Show, in full, each line of the data that contains "ROUGE".

╔══

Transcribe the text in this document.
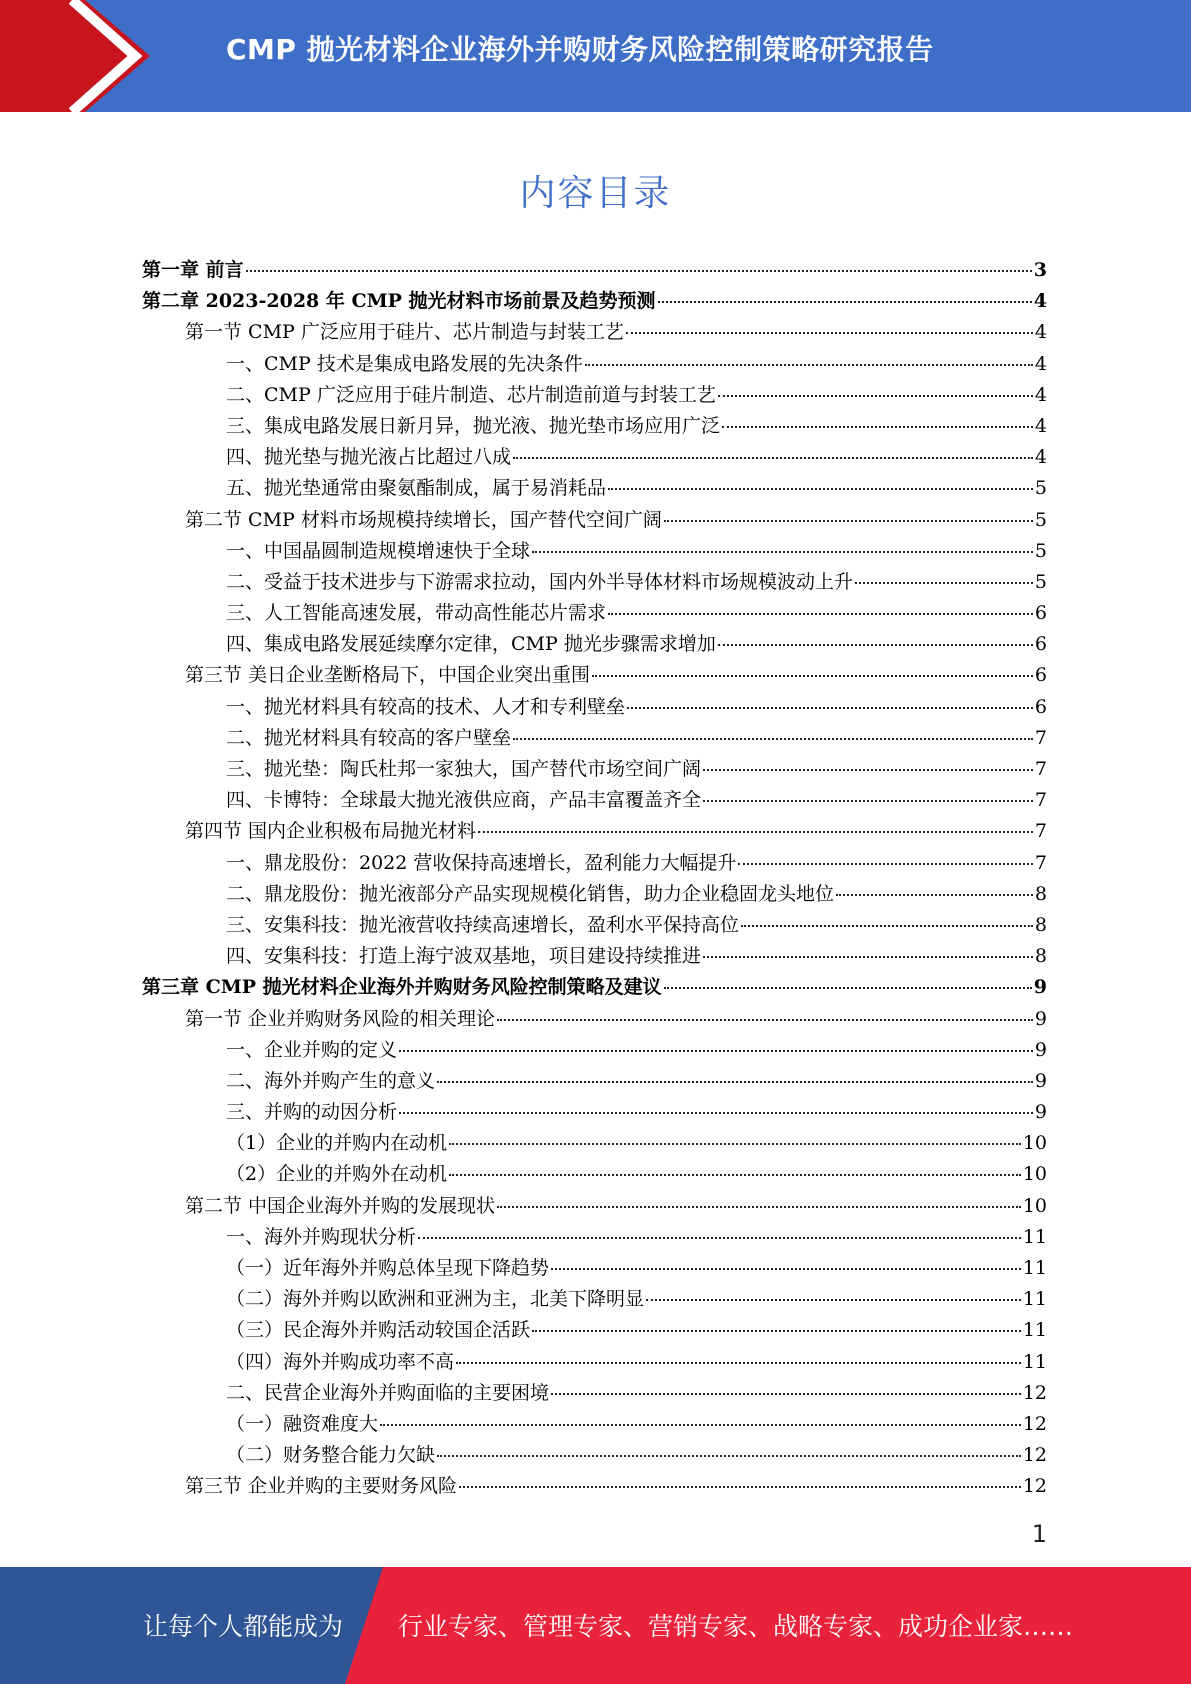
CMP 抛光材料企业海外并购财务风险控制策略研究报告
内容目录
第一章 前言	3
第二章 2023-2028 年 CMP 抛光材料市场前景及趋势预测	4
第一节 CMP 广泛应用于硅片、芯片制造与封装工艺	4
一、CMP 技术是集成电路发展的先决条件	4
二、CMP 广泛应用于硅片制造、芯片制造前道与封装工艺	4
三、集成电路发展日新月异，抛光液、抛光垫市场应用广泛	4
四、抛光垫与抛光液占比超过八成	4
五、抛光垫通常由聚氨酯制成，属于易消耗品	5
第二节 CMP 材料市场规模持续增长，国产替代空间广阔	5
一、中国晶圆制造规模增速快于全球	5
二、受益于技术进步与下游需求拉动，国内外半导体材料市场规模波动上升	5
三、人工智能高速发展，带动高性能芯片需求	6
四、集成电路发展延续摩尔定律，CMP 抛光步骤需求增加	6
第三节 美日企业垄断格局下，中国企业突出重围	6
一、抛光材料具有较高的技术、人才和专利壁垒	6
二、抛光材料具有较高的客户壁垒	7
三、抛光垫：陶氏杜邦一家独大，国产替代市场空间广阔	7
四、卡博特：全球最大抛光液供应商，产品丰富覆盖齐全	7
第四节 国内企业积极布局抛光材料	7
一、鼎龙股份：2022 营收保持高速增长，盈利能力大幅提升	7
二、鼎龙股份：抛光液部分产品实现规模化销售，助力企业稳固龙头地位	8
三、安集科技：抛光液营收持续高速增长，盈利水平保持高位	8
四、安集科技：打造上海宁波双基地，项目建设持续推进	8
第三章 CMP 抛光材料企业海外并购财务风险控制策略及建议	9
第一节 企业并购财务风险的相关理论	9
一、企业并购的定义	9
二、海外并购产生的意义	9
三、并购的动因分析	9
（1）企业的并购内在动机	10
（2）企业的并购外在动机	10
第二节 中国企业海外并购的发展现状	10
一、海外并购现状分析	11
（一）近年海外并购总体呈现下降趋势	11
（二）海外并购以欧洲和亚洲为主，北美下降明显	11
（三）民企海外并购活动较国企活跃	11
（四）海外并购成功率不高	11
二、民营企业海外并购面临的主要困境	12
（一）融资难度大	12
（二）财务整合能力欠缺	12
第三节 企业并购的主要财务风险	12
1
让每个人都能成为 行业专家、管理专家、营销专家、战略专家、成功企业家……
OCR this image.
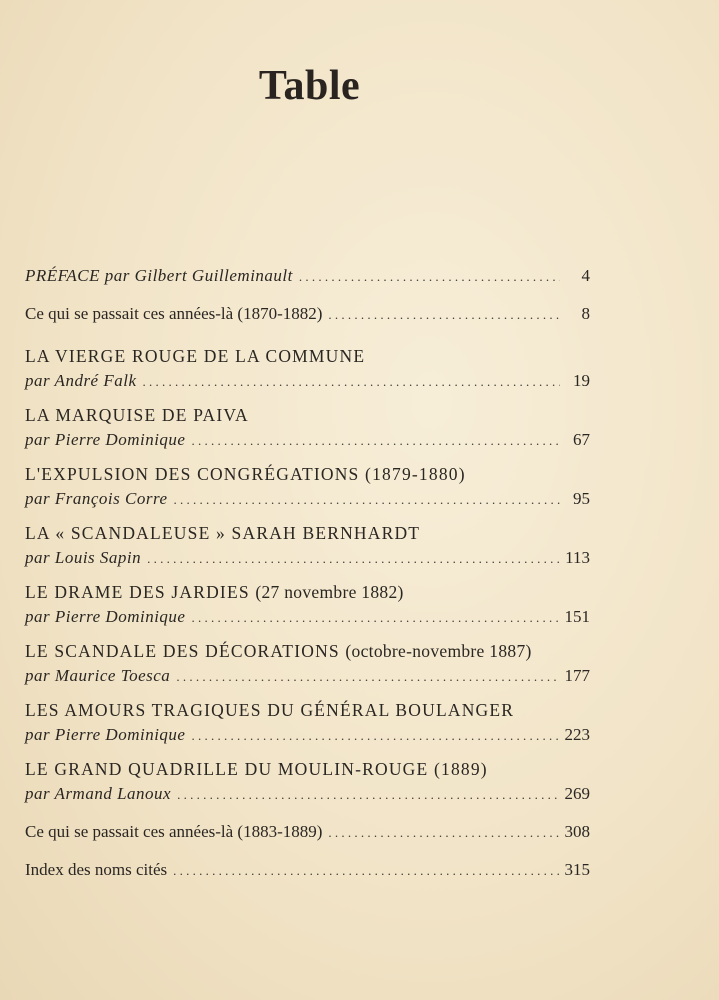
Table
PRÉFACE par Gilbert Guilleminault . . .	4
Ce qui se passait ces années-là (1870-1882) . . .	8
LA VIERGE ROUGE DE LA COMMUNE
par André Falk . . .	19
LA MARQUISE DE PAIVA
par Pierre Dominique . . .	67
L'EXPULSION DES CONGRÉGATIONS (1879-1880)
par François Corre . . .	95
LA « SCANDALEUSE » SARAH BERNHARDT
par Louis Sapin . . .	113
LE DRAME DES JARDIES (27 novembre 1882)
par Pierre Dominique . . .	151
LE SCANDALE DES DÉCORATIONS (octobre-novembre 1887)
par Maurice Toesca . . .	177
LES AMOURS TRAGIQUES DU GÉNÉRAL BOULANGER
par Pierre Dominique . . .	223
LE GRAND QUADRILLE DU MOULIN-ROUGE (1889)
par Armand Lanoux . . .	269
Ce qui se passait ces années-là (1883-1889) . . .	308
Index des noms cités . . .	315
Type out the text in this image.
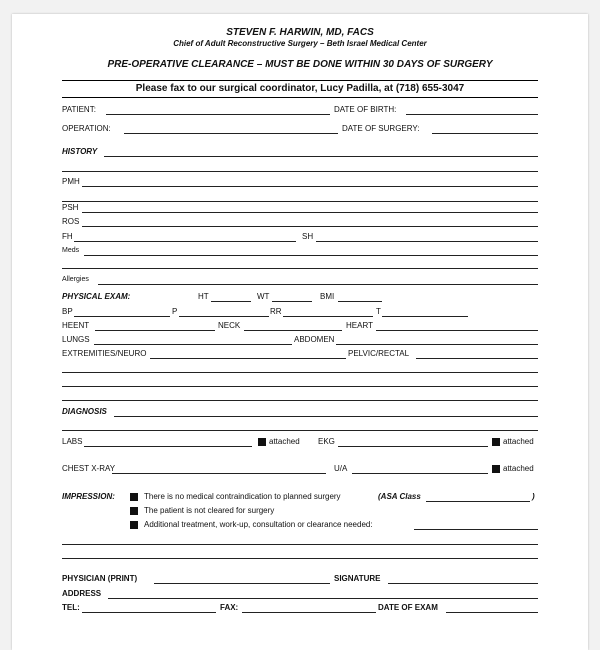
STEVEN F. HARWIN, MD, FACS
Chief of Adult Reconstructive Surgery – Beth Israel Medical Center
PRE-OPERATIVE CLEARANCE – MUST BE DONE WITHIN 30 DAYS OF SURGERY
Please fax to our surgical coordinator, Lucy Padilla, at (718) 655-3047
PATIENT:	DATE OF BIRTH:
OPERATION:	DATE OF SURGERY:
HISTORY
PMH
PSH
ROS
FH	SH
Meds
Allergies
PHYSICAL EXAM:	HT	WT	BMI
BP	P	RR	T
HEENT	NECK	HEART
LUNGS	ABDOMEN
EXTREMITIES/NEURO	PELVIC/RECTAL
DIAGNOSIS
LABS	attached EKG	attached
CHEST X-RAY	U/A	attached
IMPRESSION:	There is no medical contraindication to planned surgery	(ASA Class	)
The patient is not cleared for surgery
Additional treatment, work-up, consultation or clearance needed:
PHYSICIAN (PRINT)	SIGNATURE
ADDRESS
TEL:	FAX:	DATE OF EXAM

╚══

Answer to the task =>
LA VIERGE ROUGE DE LA COMMUNE
LE GRAND QUADRILLE DU MOULIN-ROUGE (1889)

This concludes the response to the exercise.